## Task details
Repeat the whole listing exactly as written.

::: Information provided :::

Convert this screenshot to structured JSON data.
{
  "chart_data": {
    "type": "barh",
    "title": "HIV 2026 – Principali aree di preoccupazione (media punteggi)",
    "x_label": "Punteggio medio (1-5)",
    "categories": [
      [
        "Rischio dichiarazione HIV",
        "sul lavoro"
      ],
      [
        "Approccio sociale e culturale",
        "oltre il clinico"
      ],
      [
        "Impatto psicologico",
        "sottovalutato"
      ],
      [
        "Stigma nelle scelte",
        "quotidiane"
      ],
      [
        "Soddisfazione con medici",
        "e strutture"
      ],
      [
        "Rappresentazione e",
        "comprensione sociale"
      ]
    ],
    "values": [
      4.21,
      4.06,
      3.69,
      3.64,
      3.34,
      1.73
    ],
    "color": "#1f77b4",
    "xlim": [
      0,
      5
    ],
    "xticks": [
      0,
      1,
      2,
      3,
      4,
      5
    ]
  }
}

:::

## Response to this exercise
Convert this screenshot to structured JSON data.
{
  "chart_data": {
    "type": "barh",
    "title": "HIV 2026 – Principali aree di preoccupazione (media punteggi)",
    "x_label": "Punteggio medio (1-5)",
    "categories": [
      [
        "Rischio dichiarazione HIV",
        "sul lavoro"
      ],
      [
        "Approccio sociale e culturale",
        "oltre il clinico"
      ],
      [
        "Impatto psicologico",
        "sottovalutato"
      ],
      [
        "Stigma nelle scelte",
        "quotidiane"
      ],
      [
        "Soddisfazione con medici",
        "e strutture"
      ],
      [
        "Rappresentazione e",
        "comprensione sociale"
      ]
    ],
    "values": [
      4.21,
      4.06,
      3.69,
      3.64,
      3.34,
      1.73
    ],
    "color": "#1f77b4",
    "xlim": [
      0,
      5
    ],
    "xticks": [
      0,
      1,
      2,
      3,
      4,
      5
    ]
  }
}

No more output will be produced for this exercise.